[Records from a collection of figures]

+ + + + + + +

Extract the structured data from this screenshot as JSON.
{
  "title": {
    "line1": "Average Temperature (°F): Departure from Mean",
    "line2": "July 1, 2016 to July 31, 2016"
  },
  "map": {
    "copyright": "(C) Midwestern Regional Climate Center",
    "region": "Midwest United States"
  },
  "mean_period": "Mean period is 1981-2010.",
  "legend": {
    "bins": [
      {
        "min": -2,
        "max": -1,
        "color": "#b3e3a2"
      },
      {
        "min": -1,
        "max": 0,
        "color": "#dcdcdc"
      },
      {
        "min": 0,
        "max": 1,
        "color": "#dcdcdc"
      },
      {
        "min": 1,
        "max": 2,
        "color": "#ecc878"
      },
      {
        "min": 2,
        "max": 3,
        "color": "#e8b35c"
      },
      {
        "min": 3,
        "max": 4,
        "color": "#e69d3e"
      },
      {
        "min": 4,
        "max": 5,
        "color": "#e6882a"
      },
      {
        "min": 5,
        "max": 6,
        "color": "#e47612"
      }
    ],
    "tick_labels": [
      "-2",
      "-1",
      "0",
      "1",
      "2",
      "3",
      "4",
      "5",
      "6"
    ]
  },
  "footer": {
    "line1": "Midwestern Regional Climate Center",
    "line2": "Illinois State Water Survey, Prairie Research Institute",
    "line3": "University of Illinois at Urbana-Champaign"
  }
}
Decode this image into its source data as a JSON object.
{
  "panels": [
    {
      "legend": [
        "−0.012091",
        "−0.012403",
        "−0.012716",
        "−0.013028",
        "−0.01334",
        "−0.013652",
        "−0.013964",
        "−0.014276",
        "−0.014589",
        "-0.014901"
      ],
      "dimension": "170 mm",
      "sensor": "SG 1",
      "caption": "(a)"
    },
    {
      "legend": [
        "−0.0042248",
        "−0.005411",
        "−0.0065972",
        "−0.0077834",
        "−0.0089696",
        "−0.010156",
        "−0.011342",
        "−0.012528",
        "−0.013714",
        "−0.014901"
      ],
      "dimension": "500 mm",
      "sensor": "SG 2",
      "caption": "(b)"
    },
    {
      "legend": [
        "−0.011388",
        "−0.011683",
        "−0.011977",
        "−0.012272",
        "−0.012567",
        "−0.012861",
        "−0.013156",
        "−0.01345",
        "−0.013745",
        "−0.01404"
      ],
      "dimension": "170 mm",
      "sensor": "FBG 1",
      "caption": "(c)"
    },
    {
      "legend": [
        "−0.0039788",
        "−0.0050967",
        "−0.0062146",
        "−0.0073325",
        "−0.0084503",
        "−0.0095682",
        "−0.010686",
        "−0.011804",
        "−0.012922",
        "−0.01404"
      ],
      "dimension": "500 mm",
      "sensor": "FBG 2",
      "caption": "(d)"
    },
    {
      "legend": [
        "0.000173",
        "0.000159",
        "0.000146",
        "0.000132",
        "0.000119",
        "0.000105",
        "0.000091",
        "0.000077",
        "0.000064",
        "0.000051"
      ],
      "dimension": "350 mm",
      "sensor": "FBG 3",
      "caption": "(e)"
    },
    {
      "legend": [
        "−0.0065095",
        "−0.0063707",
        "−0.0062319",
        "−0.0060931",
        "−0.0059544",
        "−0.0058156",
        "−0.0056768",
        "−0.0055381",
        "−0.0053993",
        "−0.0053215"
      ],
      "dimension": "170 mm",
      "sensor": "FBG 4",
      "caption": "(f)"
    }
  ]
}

+ + + + + + +

**STATED TASK**
Copy out the lines that hold "sensor".

**THE RESULT**
      "sensor": "SG 1",
      "sensor": "SG 2",
      "sensor": "FBG 1",
      "sensor": "FBG 2",
      "sensor": "FBG 3",
      "sensor": "FBG 4",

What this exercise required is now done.